## Data supplied

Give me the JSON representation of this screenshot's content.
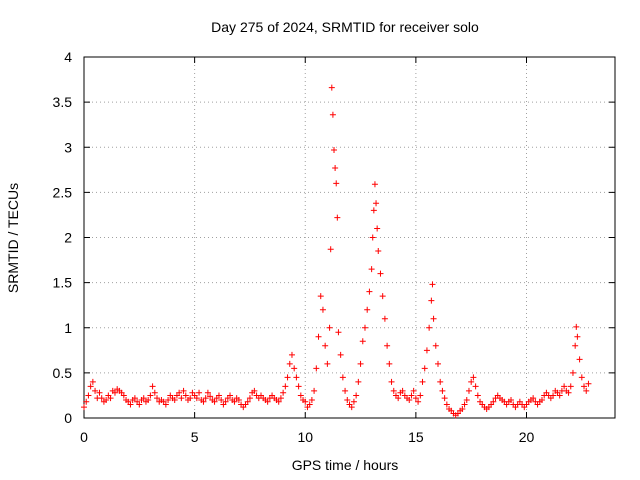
{
  "chart_data": {
    "type": "scatter",
    "title": "Day 275 of 2024, SRMTID for receiver solo",
    "xlabel": "GPS time / hours",
    "ylabel": "SRMTID / TECUs",
    "xlim": [
      0,
      24
    ],
    "ylim": [
      0,
      4
    ],
    "xticks": [
      0,
      5,
      10,
      15,
      20
    ],
    "yticks": [
      0,
      0.5,
      1,
      1.5,
      2,
      2.5,
      3,
      3.5,
      4
    ],
    "xtick_labels": [
      "0",
      "5",
      "10",
      "15",
      "20"
    ],
    "ytick_labels": [
      "0",
      "0.5",
      "1",
      "1.5",
      "2",
      "2.5",
      "3",
      "3.5",
      "4"
    ],
    "grid": true,
    "marker": "+",
    "series": [
      {
        "name": "SRMTID",
        "color": "#ff0000",
        "points": [
          [
            0.0,
            0.12
          ],
          [
            0.1,
            0.18
          ],
          [
            0.2,
            0.25
          ],
          [
            0.3,
            0.35
          ],
          [
            0.4,
            0.4
          ],
          [
            0.5,
            0.3
          ],
          [
            0.6,
            0.22
          ],
          [
            0.7,
            0.28
          ],
          [
            0.8,
            0.22
          ],
          [
            0.9,
            0.18
          ],
          [
            1.0,
            0.2
          ],
          [
            1.1,
            0.25
          ],
          [
            1.2,
            0.22
          ],
          [
            1.3,
            0.3
          ],
          [
            1.4,
            0.28
          ],
          [
            1.5,
            0.32
          ],
          [
            1.6,
            0.3
          ],
          [
            1.7,
            0.28
          ],
          [
            1.8,
            0.25
          ],
          [
            1.9,
            0.2
          ],
          [
            2.0,
            0.18
          ],
          [
            2.1,
            0.15
          ],
          [
            2.2,
            0.2
          ],
          [
            2.3,
            0.22
          ],
          [
            2.4,
            0.18
          ],
          [
            2.5,
            0.15
          ],
          [
            2.6,
            0.2
          ],
          [
            2.7,
            0.22
          ],
          [
            2.8,
            0.18
          ],
          [
            2.9,
            0.2
          ],
          [
            3.0,
            0.25
          ],
          [
            3.1,
            0.35
          ],
          [
            3.2,
            0.28
          ],
          [
            3.3,
            0.22
          ],
          [
            3.4,
            0.18
          ],
          [
            3.5,
            0.2
          ],
          [
            3.6,
            0.18
          ],
          [
            3.7,
            0.15
          ],
          [
            3.8,
            0.2
          ],
          [
            3.9,
            0.25
          ],
          [
            4.0,
            0.22
          ],
          [
            4.1,
            0.2
          ],
          [
            4.2,
            0.25
          ],
          [
            4.3,
            0.28
          ],
          [
            4.4,
            0.22
          ],
          [
            4.5,
            0.3
          ],
          [
            4.6,
            0.25
          ],
          [
            4.7,
            0.2
          ],
          [
            4.8,
            0.22
          ],
          [
            4.9,
            0.28
          ],
          [
            5.0,
            0.25
          ],
          [
            5.1,
            0.22
          ],
          [
            5.2,
            0.28
          ],
          [
            5.3,
            0.2
          ],
          [
            5.4,
            0.18
          ],
          [
            5.5,
            0.22
          ],
          [
            5.6,
            0.28
          ],
          [
            5.7,
            0.24
          ],
          [
            5.8,
            0.2
          ],
          [
            5.9,
            0.18
          ],
          [
            6.0,
            0.22
          ],
          [
            6.1,
            0.25
          ],
          [
            6.2,
            0.2
          ],
          [
            6.3,
            0.15
          ],
          [
            6.4,
            0.18
          ],
          [
            6.5,
            0.22
          ],
          [
            6.6,
            0.25
          ],
          [
            6.7,
            0.2
          ],
          [
            6.8,
            0.18
          ],
          [
            6.9,
            0.22
          ],
          [
            7.0,
            0.2
          ],
          [
            7.1,
            0.15
          ],
          [
            7.2,
            0.12
          ],
          [
            7.3,
            0.15
          ],
          [
            7.4,
            0.18
          ],
          [
            7.5,
            0.22
          ],
          [
            7.6,
            0.28
          ],
          [
            7.7,
            0.3
          ],
          [
            7.8,
            0.25
          ],
          [
            7.9,
            0.22
          ],
          [
            8.0,
            0.25
          ],
          [
            8.1,
            0.22
          ],
          [
            8.2,
            0.2
          ],
          [
            8.3,
            0.18
          ],
          [
            8.4,
            0.22
          ],
          [
            8.5,
            0.25
          ],
          [
            8.6,
            0.22
          ],
          [
            8.7,
            0.2
          ],
          [
            8.8,
            0.18
          ],
          [
            8.9,
            0.22
          ],
          [
            9.0,
            0.28
          ],
          [
            9.1,
            0.35
          ],
          [
            9.2,
            0.45
          ],
          [
            9.3,
            0.6
          ],
          [
            9.4,
            0.7
          ],
          [
            9.5,
            0.55
          ],
          [
            9.6,
            0.45
          ],
          [
            9.7,
            0.35
          ],
          [
            9.8,
            0.25
          ],
          [
            9.9,
            0.2
          ],
          [
            10.0,
            0.18
          ],
          [
            10.1,
            0.12
          ],
          [
            10.2,
            0.15
          ],
          [
            10.3,
            0.2
          ],
          [
            10.4,
            0.3
          ],
          [
            10.5,
            0.55
          ],
          [
            10.6,
            0.9
          ],
          [
            10.7,
            1.35
          ],
          [
            10.8,
            1.2
          ],
          [
            10.9,
            0.8
          ],
          [
            11.0,
            0.6
          ],
          [
            11.1,
            1.0
          ],
          [
            11.15,
            1.87
          ],
          [
            11.2,
            3.66
          ],
          [
            11.25,
            3.36
          ],
          [
            11.3,
            2.97
          ],
          [
            11.35,
            2.77
          ],
          [
            11.4,
            2.6
          ],
          [
            11.45,
            2.22
          ],
          [
            11.5,
            0.95
          ],
          [
            11.6,
            0.7
          ],
          [
            11.7,
            0.45
          ],
          [
            11.8,
            0.3
          ],
          [
            11.9,
            0.2
          ],
          [
            12.0,
            0.15
          ],
          [
            12.1,
            0.12
          ],
          [
            12.2,
            0.18
          ],
          [
            12.3,
            0.25
          ],
          [
            12.4,
            0.4
          ],
          [
            12.5,
            0.6
          ],
          [
            12.6,
            0.85
          ],
          [
            12.7,
            1.0
          ],
          [
            12.8,
            1.2
          ],
          [
            12.9,
            1.4
          ],
          [
            13.0,
            1.65
          ],
          [
            13.05,
            2.0
          ],
          [
            13.1,
            2.3
          ],
          [
            13.15,
            2.59
          ],
          [
            13.2,
            2.38
          ],
          [
            13.25,
            2.1
          ],
          [
            13.3,
            1.85
          ],
          [
            13.4,
            1.6
          ],
          [
            13.5,
            1.35
          ],
          [
            13.6,
            1.1
          ],
          [
            13.7,
            0.8
          ],
          [
            13.8,
            0.6
          ],
          [
            13.9,
            0.4
          ],
          [
            14.0,
            0.3
          ],
          [
            14.1,
            0.25
          ],
          [
            14.2,
            0.22
          ],
          [
            14.3,
            0.28
          ],
          [
            14.4,
            0.3
          ],
          [
            14.5,
            0.25
          ],
          [
            14.6,
            0.22
          ],
          [
            14.7,
            0.2
          ],
          [
            14.8,
            0.25
          ],
          [
            14.9,
            0.3
          ],
          [
            15.0,
            0.22
          ],
          [
            15.1,
            0.18
          ],
          [
            15.2,
            0.25
          ],
          [
            15.3,
            0.4
          ],
          [
            15.4,
            0.55
          ],
          [
            15.5,
            0.75
          ],
          [
            15.6,
            1.0
          ],
          [
            15.7,
            1.3
          ],
          [
            15.75,
            1.48
          ],
          [
            15.8,
            1.1
          ],
          [
            15.9,
            0.8
          ],
          [
            16.0,
            0.6
          ],
          [
            16.1,
            0.4
          ],
          [
            16.2,
            0.3
          ],
          [
            16.3,
            0.22
          ],
          [
            16.4,
            0.15
          ],
          [
            16.5,
            0.1
          ],
          [
            16.6,
            0.08
          ],
          [
            16.7,
            0.05
          ],
          [
            16.8,
            0.03
          ],
          [
            16.9,
            0.05
          ],
          [
            17.0,
            0.08
          ],
          [
            17.1,
            0.1
          ],
          [
            17.2,
            0.15
          ],
          [
            17.3,
            0.2
          ],
          [
            17.4,
            0.3
          ],
          [
            17.5,
            0.4
          ],
          [
            17.6,
            0.45
          ],
          [
            17.7,
            0.35
          ],
          [
            17.8,
            0.25
          ],
          [
            17.9,
            0.18
          ],
          [
            18.0,
            0.15
          ],
          [
            18.1,
            0.12
          ],
          [
            18.2,
            0.1
          ],
          [
            18.3,
            0.12
          ],
          [
            18.4,
            0.15
          ],
          [
            18.5,
            0.18
          ],
          [
            18.6,
            0.22
          ],
          [
            18.7,
            0.25
          ],
          [
            18.8,
            0.22
          ],
          [
            18.9,
            0.2
          ],
          [
            19.0,
            0.18
          ],
          [
            19.1,
            0.15
          ],
          [
            19.2,
            0.18
          ],
          [
            19.3,
            0.2
          ],
          [
            19.4,
            0.15
          ],
          [
            19.5,
            0.12
          ],
          [
            19.6,
            0.15
          ],
          [
            19.7,
            0.18
          ],
          [
            19.8,
            0.15
          ],
          [
            19.9,
            0.12
          ],
          [
            20.0,
            0.15
          ],
          [
            20.1,
            0.18
          ],
          [
            20.2,
            0.2
          ],
          [
            20.3,
            0.22
          ],
          [
            20.4,
            0.18
          ],
          [
            20.5,
            0.15
          ],
          [
            20.6,
            0.18
          ],
          [
            20.7,
            0.2
          ],
          [
            20.8,
            0.25
          ],
          [
            20.9,
            0.28
          ],
          [
            21.0,
            0.25
          ],
          [
            21.1,
            0.22
          ],
          [
            21.2,
            0.25
          ],
          [
            21.3,
            0.3
          ],
          [
            21.4,
            0.28
          ],
          [
            21.5,
            0.25
          ],
          [
            21.6,
            0.3
          ],
          [
            21.7,
            0.35
          ],
          [
            21.8,
            0.3
          ],
          [
            21.9,
            0.28
          ],
          [
            22.0,
            0.35
          ],
          [
            22.1,
            0.5
          ],
          [
            22.2,
            0.8
          ],
          [
            22.25,
            1.01
          ],
          [
            22.3,
            0.9
          ],
          [
            22.4,
            0.65
          ],
          [
            22.5,
            0.45
          ],
          [
            22.6,
            0.35
          ],
          [
            22.7,
            0.3
          ],
          [
            22.8,
            0.38
          ]
        ]
      }
    ]
  }
}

## Exercise task
Pick out the lines containing the word "SRMTID" and show them.

## Output for this exercise
    "title": "Day 275 of 2024, SRMTID for receiver solo",
    "ylabel": "SRMTID / TECUs",
        "name": "SRMTID",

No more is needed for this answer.